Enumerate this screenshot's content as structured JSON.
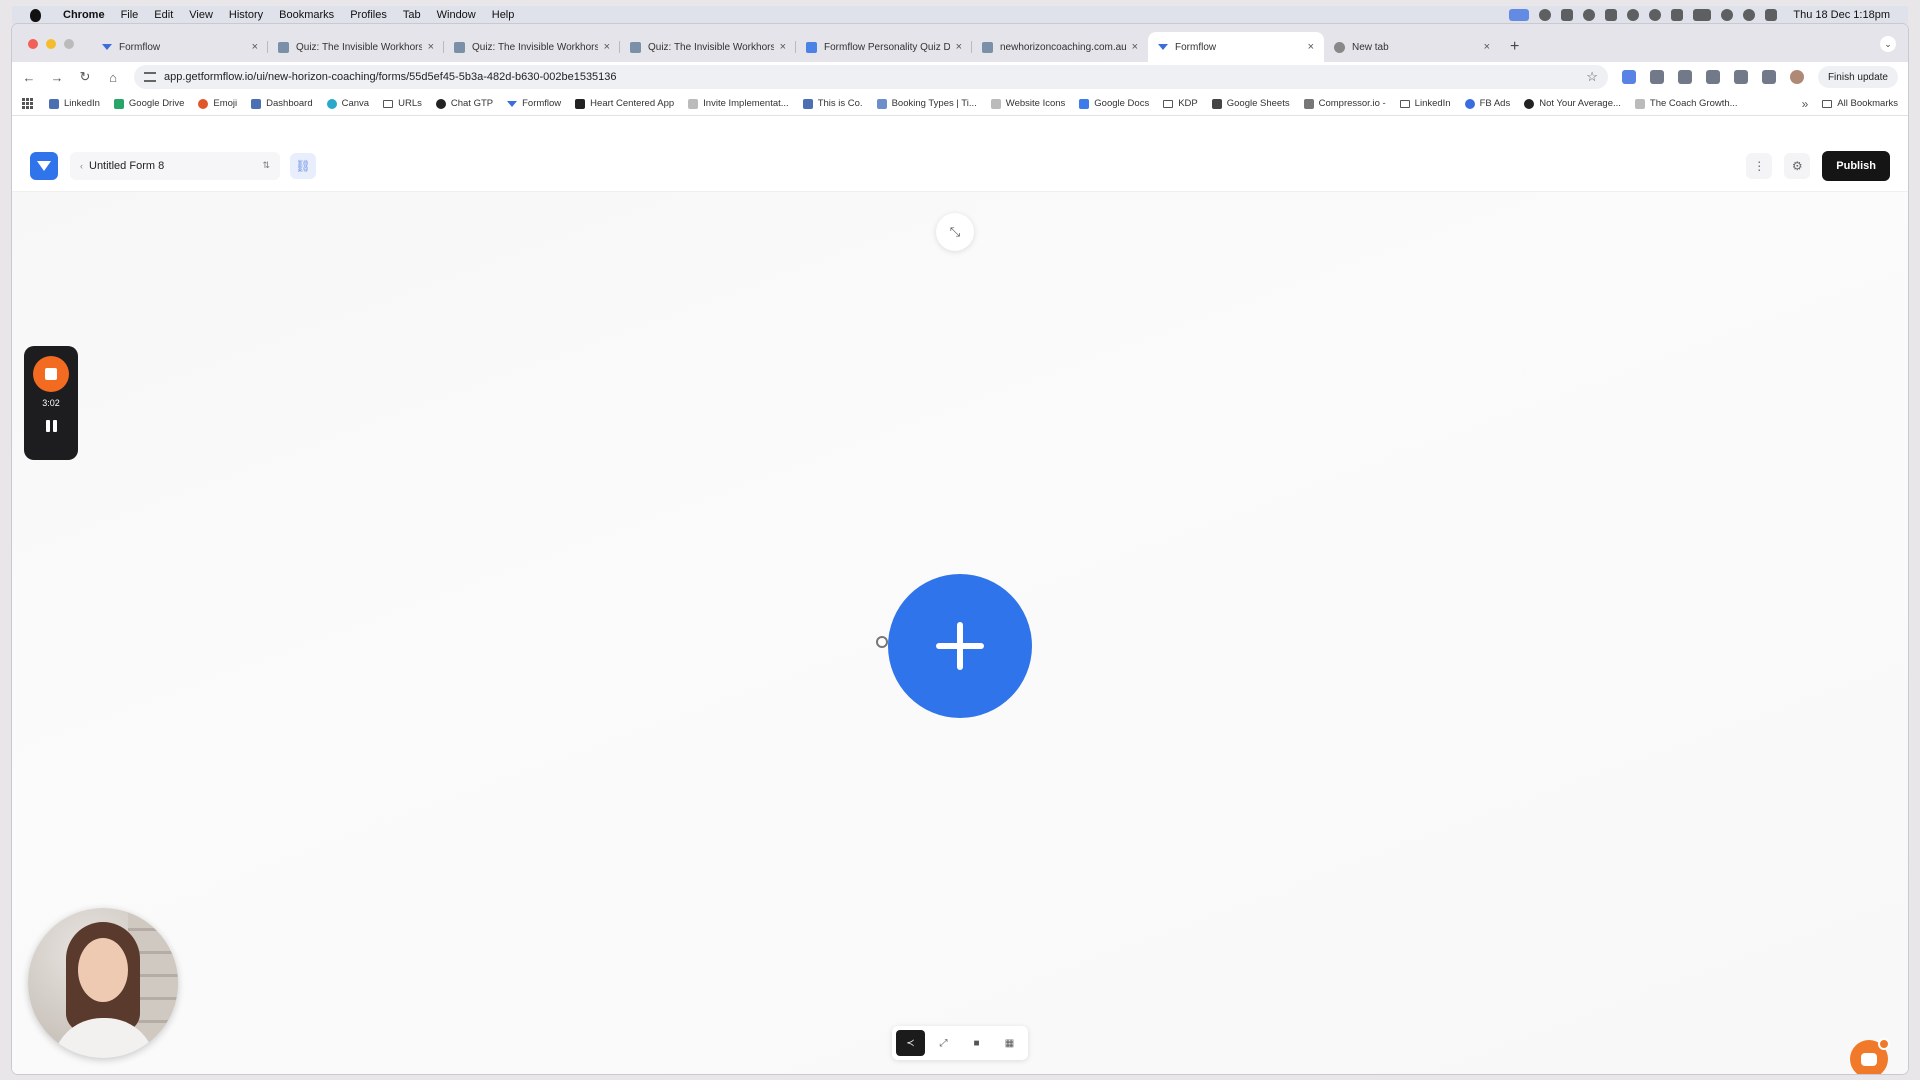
{
  "menubar": {
    "items": [
      "Chrome",
      "File",
      "Edit",
      "View",
      "History",
      "Bookmarks",
      "Profiles",
      "Tab",
      "Window",
      "Help"
    ],
    "clock": "Thu 18 Dec 1:18pm"
  },
  "tabs": [
    {
      "label": "Formflow",
      "icon": "formflow-icon"
    },
    {
      "label": "Quiz: The Invisible Workhors",
      "icon": "page-icon"
    },
    {
      "label": "Quiz: The Invisible Workhors",
      "icon": "page-icon"
    },
    {
      "label": "Quiz: The Invisible Workhors",
      "icon": "page-icon"
    },
    {
      "label": "Formflow Personality Quiz De",
      "icon": "doc-icon"
    },
    {
      "label": "newhorizoncoaching.com.au",
      "icon": "page-icon"
    },
    {
      "label": "Formflow",
      "icon": "formflow-icon",
      "active": true
    },
    {
      "label": "New tab",
      "icon": "chrome-icon"
    }
  ],
  "toolbar": {
    "url": "app.getformflow.io/ui/new-horizon-coaching/forms/55d5ef45-5b3a-482d-b630-002be1535136",
    "finish_update": "Finish update"
  },
  "bookmarks": [
    {
      "label": "LinkedIn",
      "icon": "linkedin-icon"
    },
    {
      "label": "Google Drive",
      "icon": "drive-icon"
    },
    {
      "label": "Emoji",
      "icon": "emoji-icon"
    },
    {
      "label": "Dashboard",
      "icon": "dashboard-icon"
    },
    {
      "label": "Canva",
      "icon": "canva-icon"
    },
    {
      "label": "URLs",
      "icon": "folder-icon"
    },
    {
      "label": "Chat GTP",
      "icon": "chatgpt-icon"
    },
    {
      "label": "Formflow",
      "icon": "formflow-icon"
    },
    {
      "label": "Heart Centered App",
      "icon": "app-icon"
    },
    {
      "label": "Invite Implementat...",
      "icon": "link-icon"
    },
    {
      "label": "This is Co.",
      "icon": "page-icon"
    },
    {
      "label": "Booking Types | Ti...",
      "icon": "calendar-icon"
    },
    {
      "label": "Website Icons",
      "icon": "link-icon"
    },
    {
      "label": "Google Docs",
      "icon": "docs-icon"
    },
    {
      "label": "KDP",
      "icon": "folder-icon"
    },
    {
      "label": "Google Sheets",
      "icon": "sheets-icon"
    },
    {
      "label": "Compressor.io -",
      "icon": "compressor-icon"
    },
    {
      "label": "LinkedIn",
      "icon": "folder-icon"
    },
    {
      "label": "FB Ads",
      "icon": "meta-icon"
    },
    {
      "label": "Not Your Average...",
      "icon": "page-icon"
    },
    {
      "label": "The Coach Growth...",
      "icon": "link-icon"
    }
  ],
  "all_bookmarks": "All Bookmarks",
  "app": {
    "form_name": "Untitled Form 8",
    "publish": "Publish"
  },
  "recorder": {
    "time": "3:02"
  },
  "colors": {
    "brand_blue": "#2f74ea",
    "publish_bg": "#151515",
    "record_orange": "#f26b21"
  }
}
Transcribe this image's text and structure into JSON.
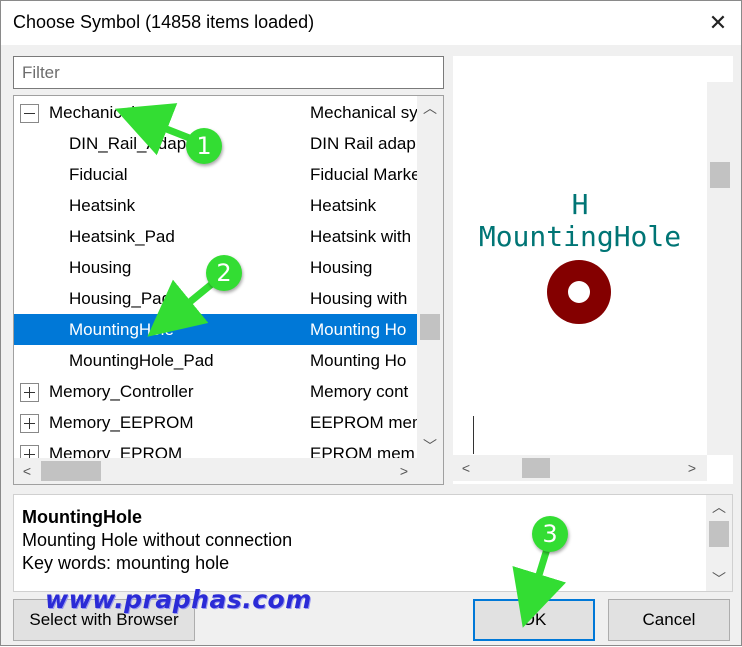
{
  "window": {
    "title": "Choose Symbol (14858 items loaded)",
    "close_glyph": "✕"
  },
  "filter": {
    "placeholder": "Filter",
    "value": ""
  },
  "tree": {
    "rows": [
      {
        "name": "Mechanical",
        "desc": "Mechanical sy",
        "level": 0,
        "expander": "minus",
        "selected": false
      },
      {
        "name": "DIN_Rail_Adap",
        "desc": "DIN Rail adap",
        "level": 1,
        "selected": false
      },
      {
        "name": "Fiducial",
        "desc": "Fiducial Marke",
        "level": 1,
        "selected": false
      },
      {
        "name": "Heatsink",
        "desc": "Heatsink",
        "level": 1,
        "selected": false
      },
      {
        "name": "Heatsink_Pad",
        "desc": "Heatsink with",
        "level": 1,
        "selected": false
      },
      {
        "name": "Housing",
        "desc": "Housing",
        "level": 1,
        "selected": false
      },
      {
        "name": "Housing_Pad",
        "desc": "Housing with",
        "level": 1,
        "selected": false
      },
      {
        "name": "MountingHole",
        "desc": "Mounting Ho",
        "level": 1,
        "selected": true
      },
      {
        "name": "MountingHole_Pad",
        "desc": "Mounting Ho",
        "level": 1,
        "selected": false
      },
      {
        "name": "Memory_Controller",
        "desc": "Memory cont",
        "level": 0,
        "expander": "plus",
        "selected": false
      },
      {
        "name": "Memory_EEPROM",
        "desc": "EEPROM mem",
        "level": 0,
        "expander": "plus",
        "selected": false
      },
      {
        "name": "Memory_EPROM",
        "desc": "EPROM mem",
        "level": 0,
        "expander": "plus",
        "selected": false
      }
    ]
  },
  "preview": {
    "reference": "H",
    "value": "MountingHole",
    "ref_color": "#007575",
    "pad_color": "#840000"
  },
  "details": {
    "name": "MountingHole",
    "description": "Mounting Hole without connection",
    "keywords": "Key words: mounting hole"
  },
  "buttons": {
    "browser": "Select with Browser",
    "ok": "OK",
    "cancel": "Cancel"
  },
  "watermark": "www.praphas.com",
  "callouts": [
    "1",
    "2",
    "3"
  ],
  "colors": {
    "selection": "#0078d7",
    "callout": "#33dd33"
  }
}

════

* SHORT TASK
Search the data above for the word "items", then gather each line in which it appears.

* SOLUTION FOR THIS EXERCISE
    "items": [
    "title": "Choose Symbol (14858 items loaded)",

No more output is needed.